_Do this_
For every line in the data below that contains "with", copy the line.
----
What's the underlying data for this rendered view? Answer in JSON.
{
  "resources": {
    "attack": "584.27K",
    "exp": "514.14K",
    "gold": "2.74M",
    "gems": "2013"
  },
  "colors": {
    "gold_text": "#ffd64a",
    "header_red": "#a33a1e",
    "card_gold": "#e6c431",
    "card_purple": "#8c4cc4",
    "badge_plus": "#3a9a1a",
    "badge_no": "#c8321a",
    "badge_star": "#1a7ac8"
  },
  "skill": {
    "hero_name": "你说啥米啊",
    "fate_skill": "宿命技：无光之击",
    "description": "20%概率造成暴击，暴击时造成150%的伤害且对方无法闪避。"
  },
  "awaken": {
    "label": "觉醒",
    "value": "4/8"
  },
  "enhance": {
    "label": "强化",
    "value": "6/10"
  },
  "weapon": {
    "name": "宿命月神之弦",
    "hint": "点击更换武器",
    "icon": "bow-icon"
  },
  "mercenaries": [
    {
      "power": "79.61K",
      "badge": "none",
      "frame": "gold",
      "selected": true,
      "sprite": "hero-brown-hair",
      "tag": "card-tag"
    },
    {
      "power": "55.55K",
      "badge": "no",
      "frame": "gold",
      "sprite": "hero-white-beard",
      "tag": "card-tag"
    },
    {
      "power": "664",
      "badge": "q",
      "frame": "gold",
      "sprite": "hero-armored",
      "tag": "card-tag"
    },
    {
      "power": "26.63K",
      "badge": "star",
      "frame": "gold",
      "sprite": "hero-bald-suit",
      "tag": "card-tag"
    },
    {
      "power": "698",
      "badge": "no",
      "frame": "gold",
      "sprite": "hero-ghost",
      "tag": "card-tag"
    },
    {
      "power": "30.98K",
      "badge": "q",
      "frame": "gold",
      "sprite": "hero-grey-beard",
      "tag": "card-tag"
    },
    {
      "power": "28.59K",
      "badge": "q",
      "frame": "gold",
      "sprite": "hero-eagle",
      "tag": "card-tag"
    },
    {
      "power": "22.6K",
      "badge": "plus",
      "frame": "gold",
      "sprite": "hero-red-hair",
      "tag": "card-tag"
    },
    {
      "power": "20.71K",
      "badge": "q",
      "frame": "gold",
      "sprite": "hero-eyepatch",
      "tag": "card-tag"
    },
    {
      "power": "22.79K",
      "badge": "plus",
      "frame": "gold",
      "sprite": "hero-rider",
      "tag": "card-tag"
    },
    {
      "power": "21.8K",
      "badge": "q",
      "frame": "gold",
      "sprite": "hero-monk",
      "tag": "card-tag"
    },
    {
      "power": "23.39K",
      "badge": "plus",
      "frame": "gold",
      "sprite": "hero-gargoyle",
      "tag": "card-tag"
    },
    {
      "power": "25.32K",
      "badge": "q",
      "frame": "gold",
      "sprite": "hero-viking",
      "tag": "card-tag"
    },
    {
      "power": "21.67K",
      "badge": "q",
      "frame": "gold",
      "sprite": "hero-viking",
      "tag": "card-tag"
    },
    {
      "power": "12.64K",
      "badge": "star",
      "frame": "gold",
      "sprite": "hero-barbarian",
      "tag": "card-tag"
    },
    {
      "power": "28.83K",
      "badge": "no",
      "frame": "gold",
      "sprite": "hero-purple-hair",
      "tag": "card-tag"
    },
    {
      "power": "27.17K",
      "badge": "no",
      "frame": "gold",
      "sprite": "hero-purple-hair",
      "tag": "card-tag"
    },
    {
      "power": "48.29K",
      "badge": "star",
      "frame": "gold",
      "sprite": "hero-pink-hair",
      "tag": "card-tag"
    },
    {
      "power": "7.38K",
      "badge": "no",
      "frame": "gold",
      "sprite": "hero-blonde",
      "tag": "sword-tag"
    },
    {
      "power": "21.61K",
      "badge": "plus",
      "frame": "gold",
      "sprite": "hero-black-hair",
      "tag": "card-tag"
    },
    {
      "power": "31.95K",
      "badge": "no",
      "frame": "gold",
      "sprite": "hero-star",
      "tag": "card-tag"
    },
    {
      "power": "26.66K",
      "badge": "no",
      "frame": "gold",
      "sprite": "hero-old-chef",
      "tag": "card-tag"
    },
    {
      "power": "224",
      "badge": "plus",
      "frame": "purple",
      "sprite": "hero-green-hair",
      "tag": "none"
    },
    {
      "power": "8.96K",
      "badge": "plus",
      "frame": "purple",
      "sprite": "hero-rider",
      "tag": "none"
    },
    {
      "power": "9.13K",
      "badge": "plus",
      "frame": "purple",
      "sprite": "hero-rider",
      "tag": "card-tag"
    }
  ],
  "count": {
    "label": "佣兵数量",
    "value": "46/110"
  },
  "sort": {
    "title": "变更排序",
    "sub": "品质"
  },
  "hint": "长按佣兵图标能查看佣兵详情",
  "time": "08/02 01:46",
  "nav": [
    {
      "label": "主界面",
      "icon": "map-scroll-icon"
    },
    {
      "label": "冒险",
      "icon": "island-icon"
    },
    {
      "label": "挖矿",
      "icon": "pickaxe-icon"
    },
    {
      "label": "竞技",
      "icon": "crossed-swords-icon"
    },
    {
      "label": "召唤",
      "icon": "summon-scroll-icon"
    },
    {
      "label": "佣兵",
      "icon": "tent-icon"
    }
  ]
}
----
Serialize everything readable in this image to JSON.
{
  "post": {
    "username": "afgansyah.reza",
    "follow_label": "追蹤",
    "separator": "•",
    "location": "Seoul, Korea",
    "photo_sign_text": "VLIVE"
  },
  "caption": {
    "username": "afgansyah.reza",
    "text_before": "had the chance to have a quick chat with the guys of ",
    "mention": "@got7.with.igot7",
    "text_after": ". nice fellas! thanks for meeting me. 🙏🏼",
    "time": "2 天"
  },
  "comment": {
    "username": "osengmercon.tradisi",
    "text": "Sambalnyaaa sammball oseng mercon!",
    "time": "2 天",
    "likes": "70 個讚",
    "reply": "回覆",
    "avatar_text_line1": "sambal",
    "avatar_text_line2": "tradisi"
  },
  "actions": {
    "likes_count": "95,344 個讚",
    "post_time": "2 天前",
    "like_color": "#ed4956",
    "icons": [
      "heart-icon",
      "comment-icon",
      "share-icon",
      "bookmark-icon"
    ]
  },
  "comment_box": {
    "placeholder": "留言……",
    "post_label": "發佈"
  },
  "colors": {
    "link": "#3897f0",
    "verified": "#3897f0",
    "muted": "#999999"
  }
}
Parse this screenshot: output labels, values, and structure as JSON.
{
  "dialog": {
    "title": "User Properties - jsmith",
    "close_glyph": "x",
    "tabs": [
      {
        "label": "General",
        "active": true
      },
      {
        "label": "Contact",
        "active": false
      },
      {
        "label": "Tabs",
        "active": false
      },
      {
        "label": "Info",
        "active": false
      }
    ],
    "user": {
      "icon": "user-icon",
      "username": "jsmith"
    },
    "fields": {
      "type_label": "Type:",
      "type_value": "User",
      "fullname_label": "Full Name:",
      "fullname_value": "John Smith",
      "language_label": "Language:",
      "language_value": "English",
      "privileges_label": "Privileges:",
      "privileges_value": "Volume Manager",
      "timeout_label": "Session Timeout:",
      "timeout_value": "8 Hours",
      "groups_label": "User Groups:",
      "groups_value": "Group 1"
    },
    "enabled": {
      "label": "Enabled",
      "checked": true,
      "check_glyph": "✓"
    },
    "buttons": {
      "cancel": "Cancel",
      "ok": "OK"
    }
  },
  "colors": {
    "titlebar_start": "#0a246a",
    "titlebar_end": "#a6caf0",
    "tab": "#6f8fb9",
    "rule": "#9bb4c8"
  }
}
----
_Complete response_
    "text_before": "had the chance to have a quick chat with the guys of ",
    "mention": "@got7.with.igot7",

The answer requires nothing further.